## Exercise objective:
Extract every line below and copy each one word for word, with nothing left out or changed.

## Records of where elements appear:
·····
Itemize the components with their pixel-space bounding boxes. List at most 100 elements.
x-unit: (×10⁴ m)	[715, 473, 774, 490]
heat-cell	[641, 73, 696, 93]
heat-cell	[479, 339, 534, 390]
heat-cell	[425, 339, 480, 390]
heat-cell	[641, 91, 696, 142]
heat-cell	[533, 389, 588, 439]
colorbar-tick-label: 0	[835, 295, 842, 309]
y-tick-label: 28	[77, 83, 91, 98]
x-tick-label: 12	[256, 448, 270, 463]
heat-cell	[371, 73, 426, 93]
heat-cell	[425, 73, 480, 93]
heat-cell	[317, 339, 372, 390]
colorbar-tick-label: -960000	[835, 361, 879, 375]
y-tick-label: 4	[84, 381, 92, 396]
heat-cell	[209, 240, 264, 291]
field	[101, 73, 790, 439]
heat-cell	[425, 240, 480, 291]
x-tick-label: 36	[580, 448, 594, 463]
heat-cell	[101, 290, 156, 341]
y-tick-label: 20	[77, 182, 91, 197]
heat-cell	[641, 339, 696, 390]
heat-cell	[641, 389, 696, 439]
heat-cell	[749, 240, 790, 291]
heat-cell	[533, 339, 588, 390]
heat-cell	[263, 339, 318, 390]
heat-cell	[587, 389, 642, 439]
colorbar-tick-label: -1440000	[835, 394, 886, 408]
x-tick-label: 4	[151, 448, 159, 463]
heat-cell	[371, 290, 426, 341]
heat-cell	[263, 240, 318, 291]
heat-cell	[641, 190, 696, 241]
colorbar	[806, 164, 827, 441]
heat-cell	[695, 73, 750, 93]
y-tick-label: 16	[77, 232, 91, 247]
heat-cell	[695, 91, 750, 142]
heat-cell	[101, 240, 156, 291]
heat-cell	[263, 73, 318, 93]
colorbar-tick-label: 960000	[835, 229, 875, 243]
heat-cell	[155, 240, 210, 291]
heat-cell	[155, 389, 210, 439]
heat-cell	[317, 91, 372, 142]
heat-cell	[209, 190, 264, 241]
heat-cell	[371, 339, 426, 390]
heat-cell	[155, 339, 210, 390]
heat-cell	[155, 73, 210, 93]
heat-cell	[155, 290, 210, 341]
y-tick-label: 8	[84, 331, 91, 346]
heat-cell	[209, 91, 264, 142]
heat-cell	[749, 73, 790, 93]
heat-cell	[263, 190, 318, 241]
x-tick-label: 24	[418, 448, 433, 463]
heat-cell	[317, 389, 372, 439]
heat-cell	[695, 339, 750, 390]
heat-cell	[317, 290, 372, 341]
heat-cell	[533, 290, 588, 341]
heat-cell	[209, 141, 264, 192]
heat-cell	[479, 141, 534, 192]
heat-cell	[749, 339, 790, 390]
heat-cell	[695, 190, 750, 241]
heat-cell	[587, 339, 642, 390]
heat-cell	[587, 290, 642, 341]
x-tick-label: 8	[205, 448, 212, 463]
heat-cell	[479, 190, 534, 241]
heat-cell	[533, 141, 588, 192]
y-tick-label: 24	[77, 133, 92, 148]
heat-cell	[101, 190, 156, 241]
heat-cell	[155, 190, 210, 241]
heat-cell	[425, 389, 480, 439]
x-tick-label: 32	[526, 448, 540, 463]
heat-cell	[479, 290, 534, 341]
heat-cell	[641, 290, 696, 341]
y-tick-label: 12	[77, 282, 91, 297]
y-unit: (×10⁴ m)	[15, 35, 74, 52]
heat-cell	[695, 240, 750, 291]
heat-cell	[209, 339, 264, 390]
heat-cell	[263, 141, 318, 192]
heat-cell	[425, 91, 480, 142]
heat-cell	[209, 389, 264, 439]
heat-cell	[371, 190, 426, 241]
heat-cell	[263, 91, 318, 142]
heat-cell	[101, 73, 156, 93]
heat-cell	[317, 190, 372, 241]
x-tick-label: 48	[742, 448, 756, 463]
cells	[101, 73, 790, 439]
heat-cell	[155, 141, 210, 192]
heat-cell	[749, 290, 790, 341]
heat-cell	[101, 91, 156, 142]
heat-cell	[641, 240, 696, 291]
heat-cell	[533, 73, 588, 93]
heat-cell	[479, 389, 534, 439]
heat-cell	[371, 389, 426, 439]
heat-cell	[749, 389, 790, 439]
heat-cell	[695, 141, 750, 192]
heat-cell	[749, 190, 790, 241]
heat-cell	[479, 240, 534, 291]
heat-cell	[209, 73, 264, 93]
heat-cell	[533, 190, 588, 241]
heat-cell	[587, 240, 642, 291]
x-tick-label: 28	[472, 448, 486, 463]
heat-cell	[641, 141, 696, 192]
·····
## Task result:
Itemize the components with their pixel-space bounding boxes. List at most 100 elements.
x-unit: (×10⁴ m)	[715, 473, 774, 490]
heat-cell	[641, 73, 696, 93]
heat-cell	[479, 339, 534, 390]
heat-cell	[425, 339, 480, 390]
heat-cell	[641, 91, 696, 142]
heat-cell	[533, 389, 588, 439]
colorbar-tick-label: 0	[835, 295, 842, 309]
y-tick-label: 28	[77, 83, 91, 98]
x-tick-label: 12	[256, 448, 270, 463]
heat-cell	[371, 73, 426, 93]
heat-cell	[425, 73, 480, 93]
heat-cell	[317, 339, 372, 390]
colorbar-tick-label: -960000	[835, 361, 879, 375]
y-tick-label: 4	[84, 381, 92, 396]
heat-cell	[209, 240, 264, 291]
field	[101, 73, 790, 439]
heat-cell	[425, 240, 480, 291]
x-tick-label: 36	[580, 448, 594, 463]
heat-cell	[101, 290, 156, 341]
y-tick-label: 20	[77, 182, 91, 197]
heat-cell	[641, 339, 696, 390]
heat-cell	[641, 389, 696, 439]
heat-cell	[749, 240, 790, 291]
heat-cell	[533, 339, 588, 390]
heat-cell	[263, 339, 318, 390]
heat-cell	[587, 389, 642, 439]
colorbar-tick-label: -1440000	[835, 394, 886, 408]
x-tick-label: 4	[151, 448, 159, 463]
heat-cell	[371, 290, 426, 341]
heat-cell	[263, 240, 318, 291]
heat-cell	[641, 190, 696, 241]
colorbar	[806, 164, 827, 441]
heat-cell	[695, 73, 750, 93]
y-tick-label: 16	[77, 232, 91, 247]
heat-cell	[695, 91, 750, 142]
heat-cell	[101, 240, 156, 291]
heat-cell	[263, 73, 318, 93]
colorbar-tick-label: 960000	[835, 229, 875, 243]
heat-cell	[155, 240, 210, 291]
heat-cell	[155, 389, 210, 439]
heat-cell	[317, 91, 372, 142]
heat-cell	[209, 190, 264, 241]
heat-cell	[371, 339, 426, 390]
heat-cell	[155, 339, 210, 390]
heat-cell	[155, 73, 210, 93]
heat-cell	[155, 290, 210, 341]
y-tick-label: 8	[84, 331, 91, 346]
heat-cell	[209, 91, 264, 142]
heat-cell	[749, 73, 790, 93]
heat-cell	[263, 190, 318, 241]
x-tick-label: 24	[418, 448, 433, 463]
heat-cell	[317, 389, 372, 439]
heat-cell	[695, 339, 750, 390]
heat-cell	[317, 290, 372, 341]
heat-cell	[533, 290, 588, 341]
heat-cell	[209, 141, 264, 192]
heat-cell	[479, 141, 534, 192]
heat-cell	[749, 339, 790, 390]
heat-cell	[695, 190, 750, 241]
heat-cell	[587, 339, 642, 390]
heat-cell	[587, 290, 642, 341]
x-tick-label: 8	[205, 448, 212, 463]
heat-cell	[479, 190, 534, 241]
heat-cell	[533, 141, 588, 192]
y-tick-label: 24	[77, 133, 92, 148]
heat-cell	[101, 190, 156, 241]
heat-cell	[155, 190, 210, 241]
heat-cell	[425, 389, 480, 439]
x-tick-label: 32	[526, 448, 540, 463]
heat-cell	[479, 290, 534, 341]
heat-cell	[641, 290, 696, 341]
y-tick-label: 12	[77, 282, 91, 297]
y-unit: (×10⁴ m)	[15, 35, 74, 52]
heat-cell	[695, 240, 750, 291]
heat-cell	[209, 339, 264, 390]
heat-cell	[263, 141, 318, 192]
heat-cell	[425, 91, 480, 142]
heat-cell	[209, 389, 264, 439]
heat-cell	[371, 190, 426, 241]
heat-cell	[263, 91, 318, 142]
heat-cell	[101, 73, 156, 93]
heat-cell	[317, 190, 372, 241]
x-tick-label: 48	[742, 448, 756, 463]
cells	[101, 73, 790, 439]
heat-cell	[155, 141, 210, 192]
heat-cell	[749, 290, 790, 341]
heat-cell	[101, 91, 156, 142]
heat-cell	[641, 240, 696, 291]
heat-cell	[533, 73, 588, 93]
heat-cell	[479, 389, 534, 439]
heat-cell	[371, 389, 426, 439]
heat-cell	[749, 389, 790, 439]
heat-cell	[695, 141, 750, 192]
heat-cell	[749, 190, 790, 241]
heat-cell	[479, 240, 534, 291]
heat-cell	[209, 73, 264, 93]
heat-cell	[533, 190, 588, 241]
heat-cell	[587, 240, 642, 291]
x-tick-label: 28	[472, 448, 486, 463]
heat-cell	[641, 141, 696, 192]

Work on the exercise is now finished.